* _Goal_
Return the whole listing, keeping every character the same.

(Stored items)
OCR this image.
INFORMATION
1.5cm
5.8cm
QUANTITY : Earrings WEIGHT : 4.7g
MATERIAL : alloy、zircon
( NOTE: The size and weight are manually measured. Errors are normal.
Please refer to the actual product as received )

* _Exercise response_
OCR this image.
INFORMATION
1.5cm
5.8cm
QUANTITY : Earrings WEIGHT : 4.7g
MATERIAL : alloy、zircon
( NOTE: The size and weight are manually measured. Errors are normal.
Please refer to the actual product as received )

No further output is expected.